-- BEGIN SUPPLIED DATA --

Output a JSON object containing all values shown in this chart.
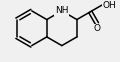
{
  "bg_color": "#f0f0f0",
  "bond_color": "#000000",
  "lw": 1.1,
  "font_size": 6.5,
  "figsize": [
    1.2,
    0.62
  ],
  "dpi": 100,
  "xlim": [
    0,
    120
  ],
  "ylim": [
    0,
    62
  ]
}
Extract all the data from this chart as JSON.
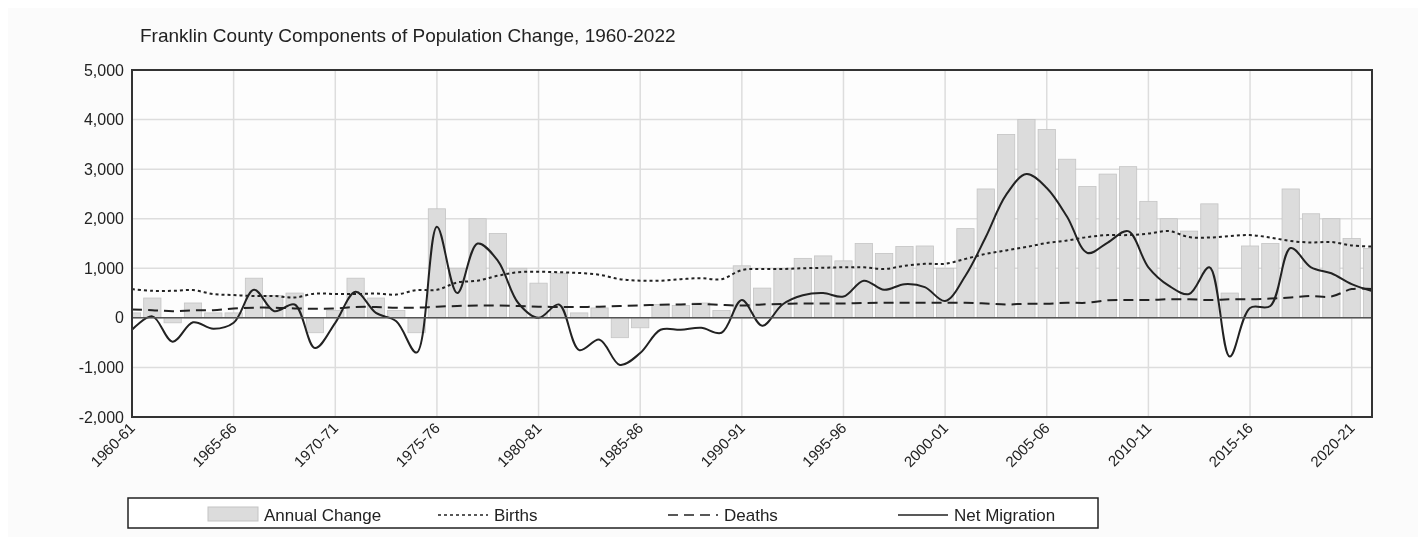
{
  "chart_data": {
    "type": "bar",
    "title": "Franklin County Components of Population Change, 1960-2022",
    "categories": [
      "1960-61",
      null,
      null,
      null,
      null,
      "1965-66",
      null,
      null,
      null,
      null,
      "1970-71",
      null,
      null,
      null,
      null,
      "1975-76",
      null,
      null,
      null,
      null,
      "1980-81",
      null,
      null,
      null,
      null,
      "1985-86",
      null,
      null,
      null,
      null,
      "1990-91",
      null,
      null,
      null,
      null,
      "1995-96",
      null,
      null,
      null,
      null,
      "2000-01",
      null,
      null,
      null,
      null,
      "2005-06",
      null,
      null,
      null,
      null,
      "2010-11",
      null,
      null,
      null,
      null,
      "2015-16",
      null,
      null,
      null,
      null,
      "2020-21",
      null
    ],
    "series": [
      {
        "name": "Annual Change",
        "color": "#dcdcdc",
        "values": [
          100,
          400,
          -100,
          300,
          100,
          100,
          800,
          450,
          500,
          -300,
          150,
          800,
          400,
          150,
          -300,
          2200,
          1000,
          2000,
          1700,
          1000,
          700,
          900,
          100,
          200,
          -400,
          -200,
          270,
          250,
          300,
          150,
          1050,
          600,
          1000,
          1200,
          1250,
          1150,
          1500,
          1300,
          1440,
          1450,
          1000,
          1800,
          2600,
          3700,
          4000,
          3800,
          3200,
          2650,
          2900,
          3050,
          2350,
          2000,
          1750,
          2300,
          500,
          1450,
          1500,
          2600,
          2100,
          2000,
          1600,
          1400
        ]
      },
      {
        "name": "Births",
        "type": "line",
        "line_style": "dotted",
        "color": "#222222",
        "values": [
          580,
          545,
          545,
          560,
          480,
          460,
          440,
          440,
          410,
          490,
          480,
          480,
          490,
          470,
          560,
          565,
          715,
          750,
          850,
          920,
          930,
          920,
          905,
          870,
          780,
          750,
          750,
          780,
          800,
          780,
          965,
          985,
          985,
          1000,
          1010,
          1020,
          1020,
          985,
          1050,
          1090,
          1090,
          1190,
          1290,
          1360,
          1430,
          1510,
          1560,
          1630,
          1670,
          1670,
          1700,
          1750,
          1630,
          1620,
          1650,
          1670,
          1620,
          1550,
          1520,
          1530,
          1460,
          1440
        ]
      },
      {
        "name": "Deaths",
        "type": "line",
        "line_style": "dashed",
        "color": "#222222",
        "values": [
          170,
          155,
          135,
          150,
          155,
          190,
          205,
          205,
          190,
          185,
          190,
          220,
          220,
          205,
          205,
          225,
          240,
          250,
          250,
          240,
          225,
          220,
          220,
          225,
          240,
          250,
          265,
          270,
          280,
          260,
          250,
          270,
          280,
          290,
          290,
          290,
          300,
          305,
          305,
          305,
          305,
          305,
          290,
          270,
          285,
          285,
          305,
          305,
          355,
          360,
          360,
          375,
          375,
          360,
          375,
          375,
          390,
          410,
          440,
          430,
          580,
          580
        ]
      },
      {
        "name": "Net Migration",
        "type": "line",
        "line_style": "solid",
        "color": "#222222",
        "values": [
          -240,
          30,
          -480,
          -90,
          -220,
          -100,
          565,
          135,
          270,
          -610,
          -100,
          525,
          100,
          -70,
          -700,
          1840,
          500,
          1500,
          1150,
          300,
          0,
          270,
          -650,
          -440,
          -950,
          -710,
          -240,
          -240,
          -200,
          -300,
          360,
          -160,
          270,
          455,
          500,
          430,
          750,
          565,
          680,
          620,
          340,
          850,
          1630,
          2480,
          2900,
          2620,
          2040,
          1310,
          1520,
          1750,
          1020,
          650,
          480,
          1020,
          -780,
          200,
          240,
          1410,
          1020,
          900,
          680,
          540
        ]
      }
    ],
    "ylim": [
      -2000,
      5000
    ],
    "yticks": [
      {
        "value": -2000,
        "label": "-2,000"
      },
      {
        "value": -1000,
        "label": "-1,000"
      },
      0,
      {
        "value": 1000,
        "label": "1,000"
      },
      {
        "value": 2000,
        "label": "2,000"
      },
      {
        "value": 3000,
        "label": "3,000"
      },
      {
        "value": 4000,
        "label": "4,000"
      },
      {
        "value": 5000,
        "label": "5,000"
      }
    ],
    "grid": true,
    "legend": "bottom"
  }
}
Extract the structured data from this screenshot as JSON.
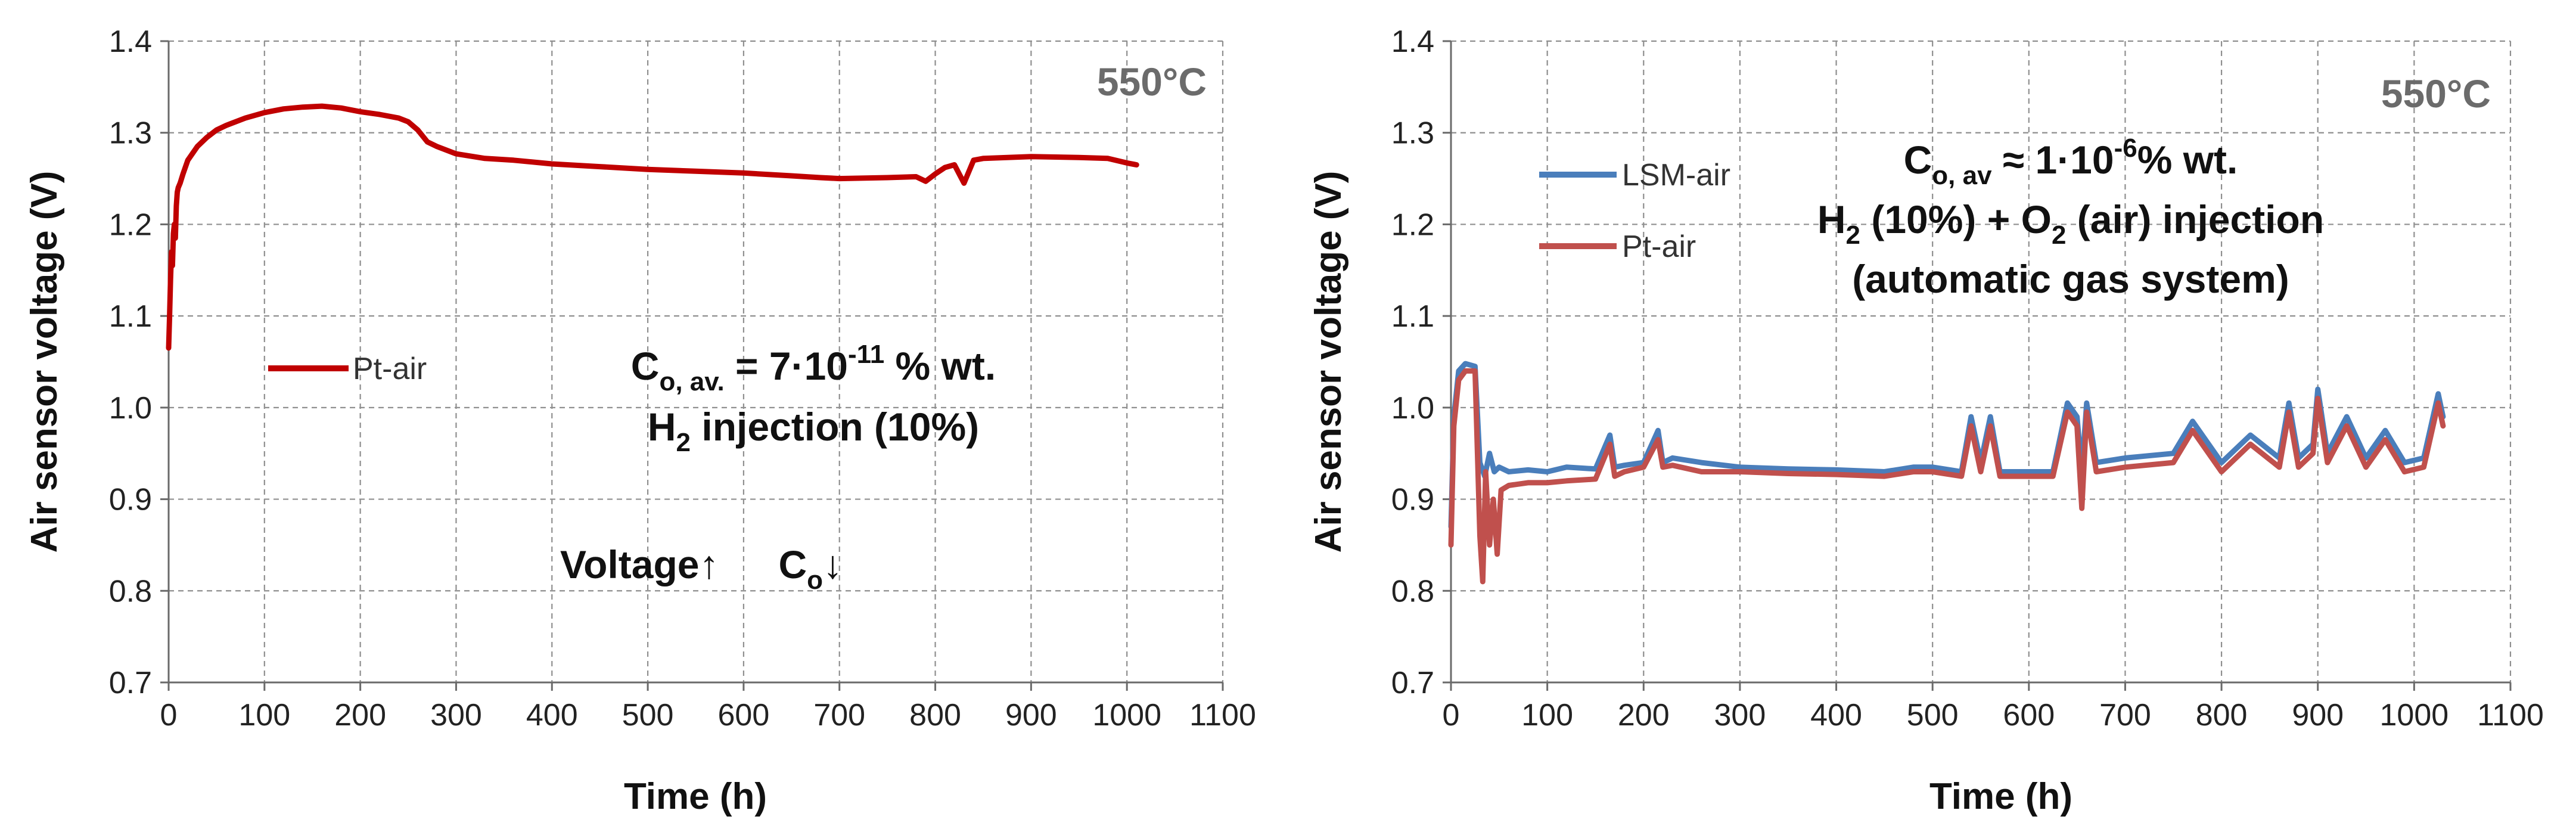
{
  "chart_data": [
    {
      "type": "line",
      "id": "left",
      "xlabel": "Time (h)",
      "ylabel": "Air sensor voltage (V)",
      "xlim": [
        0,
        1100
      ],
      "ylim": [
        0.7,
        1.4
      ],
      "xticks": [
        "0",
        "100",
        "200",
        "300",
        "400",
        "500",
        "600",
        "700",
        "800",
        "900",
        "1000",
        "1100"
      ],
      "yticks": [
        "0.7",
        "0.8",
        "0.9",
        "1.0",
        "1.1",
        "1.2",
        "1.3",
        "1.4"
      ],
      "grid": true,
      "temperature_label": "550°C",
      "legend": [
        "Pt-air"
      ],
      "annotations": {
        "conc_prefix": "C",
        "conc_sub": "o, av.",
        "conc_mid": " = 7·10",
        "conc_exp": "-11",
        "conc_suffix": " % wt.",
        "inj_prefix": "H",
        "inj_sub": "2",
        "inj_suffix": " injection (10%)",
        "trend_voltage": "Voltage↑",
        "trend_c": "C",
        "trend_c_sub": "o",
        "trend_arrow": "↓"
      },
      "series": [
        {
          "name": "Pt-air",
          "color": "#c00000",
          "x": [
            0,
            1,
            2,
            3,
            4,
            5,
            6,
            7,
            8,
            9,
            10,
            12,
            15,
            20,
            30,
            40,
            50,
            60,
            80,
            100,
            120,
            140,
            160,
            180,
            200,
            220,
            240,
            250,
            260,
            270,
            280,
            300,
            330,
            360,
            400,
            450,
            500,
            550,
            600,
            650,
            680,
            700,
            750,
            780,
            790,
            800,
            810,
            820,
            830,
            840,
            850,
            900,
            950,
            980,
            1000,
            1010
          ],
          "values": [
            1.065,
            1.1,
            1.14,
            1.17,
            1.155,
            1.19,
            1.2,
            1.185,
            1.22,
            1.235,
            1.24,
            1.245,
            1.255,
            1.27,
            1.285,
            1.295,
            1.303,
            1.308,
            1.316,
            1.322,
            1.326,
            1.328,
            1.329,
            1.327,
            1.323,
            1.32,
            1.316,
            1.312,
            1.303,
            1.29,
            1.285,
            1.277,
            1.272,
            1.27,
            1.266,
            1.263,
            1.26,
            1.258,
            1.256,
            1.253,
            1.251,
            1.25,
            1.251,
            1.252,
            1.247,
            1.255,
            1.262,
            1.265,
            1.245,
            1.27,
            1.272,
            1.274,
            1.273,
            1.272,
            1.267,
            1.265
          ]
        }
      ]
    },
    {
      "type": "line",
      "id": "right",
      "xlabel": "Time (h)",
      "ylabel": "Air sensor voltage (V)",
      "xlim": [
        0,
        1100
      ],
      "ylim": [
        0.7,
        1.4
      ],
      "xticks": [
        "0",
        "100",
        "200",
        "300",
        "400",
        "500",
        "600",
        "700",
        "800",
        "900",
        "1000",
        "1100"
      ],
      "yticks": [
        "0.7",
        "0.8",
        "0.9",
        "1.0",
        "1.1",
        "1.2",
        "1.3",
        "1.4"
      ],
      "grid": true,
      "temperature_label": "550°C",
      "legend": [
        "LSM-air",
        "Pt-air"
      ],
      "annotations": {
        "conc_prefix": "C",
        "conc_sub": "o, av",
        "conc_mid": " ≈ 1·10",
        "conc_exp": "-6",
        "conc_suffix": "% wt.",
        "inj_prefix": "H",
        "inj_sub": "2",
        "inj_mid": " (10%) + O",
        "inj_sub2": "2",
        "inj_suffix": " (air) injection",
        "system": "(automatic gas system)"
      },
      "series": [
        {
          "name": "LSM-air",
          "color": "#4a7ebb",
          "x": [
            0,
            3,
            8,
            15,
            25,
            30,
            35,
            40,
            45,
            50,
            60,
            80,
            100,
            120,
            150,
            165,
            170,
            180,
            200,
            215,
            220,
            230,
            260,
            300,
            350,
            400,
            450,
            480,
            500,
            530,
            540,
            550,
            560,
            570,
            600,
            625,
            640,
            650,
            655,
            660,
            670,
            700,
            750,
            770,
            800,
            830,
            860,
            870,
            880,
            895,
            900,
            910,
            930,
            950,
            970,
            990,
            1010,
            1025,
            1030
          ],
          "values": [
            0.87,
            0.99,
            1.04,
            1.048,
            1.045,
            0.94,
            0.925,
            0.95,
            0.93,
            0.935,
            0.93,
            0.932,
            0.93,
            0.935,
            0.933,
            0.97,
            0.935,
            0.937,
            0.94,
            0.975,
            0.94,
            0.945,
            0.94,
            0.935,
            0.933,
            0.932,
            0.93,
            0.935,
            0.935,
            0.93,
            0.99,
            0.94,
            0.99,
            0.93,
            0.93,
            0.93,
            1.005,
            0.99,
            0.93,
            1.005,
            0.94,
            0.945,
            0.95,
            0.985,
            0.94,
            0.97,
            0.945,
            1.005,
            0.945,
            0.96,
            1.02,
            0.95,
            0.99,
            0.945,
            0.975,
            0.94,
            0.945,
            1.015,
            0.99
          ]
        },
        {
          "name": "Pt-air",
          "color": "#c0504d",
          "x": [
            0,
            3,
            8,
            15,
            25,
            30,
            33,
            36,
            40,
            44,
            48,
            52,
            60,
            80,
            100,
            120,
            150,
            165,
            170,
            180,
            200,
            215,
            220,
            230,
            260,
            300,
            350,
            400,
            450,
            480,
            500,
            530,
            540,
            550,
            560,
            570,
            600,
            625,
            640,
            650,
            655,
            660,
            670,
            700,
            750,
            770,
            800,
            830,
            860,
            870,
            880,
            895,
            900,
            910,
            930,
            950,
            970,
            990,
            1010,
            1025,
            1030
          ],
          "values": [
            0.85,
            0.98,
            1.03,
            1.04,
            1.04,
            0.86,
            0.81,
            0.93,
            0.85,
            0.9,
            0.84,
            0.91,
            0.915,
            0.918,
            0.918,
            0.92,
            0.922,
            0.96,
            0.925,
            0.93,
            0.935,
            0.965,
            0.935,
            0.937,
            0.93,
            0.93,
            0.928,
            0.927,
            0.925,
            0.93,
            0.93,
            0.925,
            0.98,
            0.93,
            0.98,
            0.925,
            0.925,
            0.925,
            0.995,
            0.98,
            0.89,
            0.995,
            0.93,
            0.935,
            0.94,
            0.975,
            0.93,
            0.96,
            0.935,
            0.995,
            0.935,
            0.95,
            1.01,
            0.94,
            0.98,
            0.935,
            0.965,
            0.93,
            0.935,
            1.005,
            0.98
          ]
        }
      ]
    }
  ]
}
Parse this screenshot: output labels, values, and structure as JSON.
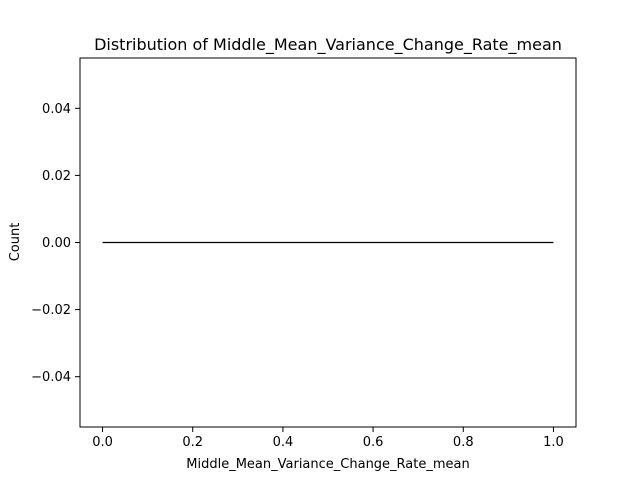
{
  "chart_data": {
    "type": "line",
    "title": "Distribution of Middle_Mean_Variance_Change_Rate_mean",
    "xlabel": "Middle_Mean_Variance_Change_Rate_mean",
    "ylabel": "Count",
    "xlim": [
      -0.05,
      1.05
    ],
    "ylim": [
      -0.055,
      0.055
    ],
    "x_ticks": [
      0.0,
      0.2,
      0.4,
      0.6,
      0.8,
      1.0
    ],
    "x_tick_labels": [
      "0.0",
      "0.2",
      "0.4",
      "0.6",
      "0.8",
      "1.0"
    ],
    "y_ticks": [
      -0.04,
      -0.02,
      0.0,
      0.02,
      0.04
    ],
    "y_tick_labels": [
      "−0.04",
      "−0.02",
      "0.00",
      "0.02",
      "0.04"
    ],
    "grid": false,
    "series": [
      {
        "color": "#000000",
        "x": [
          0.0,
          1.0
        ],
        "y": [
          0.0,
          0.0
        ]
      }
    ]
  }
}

-- END SUPPLIED DATA --

### PROBLEM
Identify which lines contain the word "from" and copy each one.

### CORRECT ANSWER
Extract all the data from this chart as JSON.
Extract the structured data from this screenshot as JSON.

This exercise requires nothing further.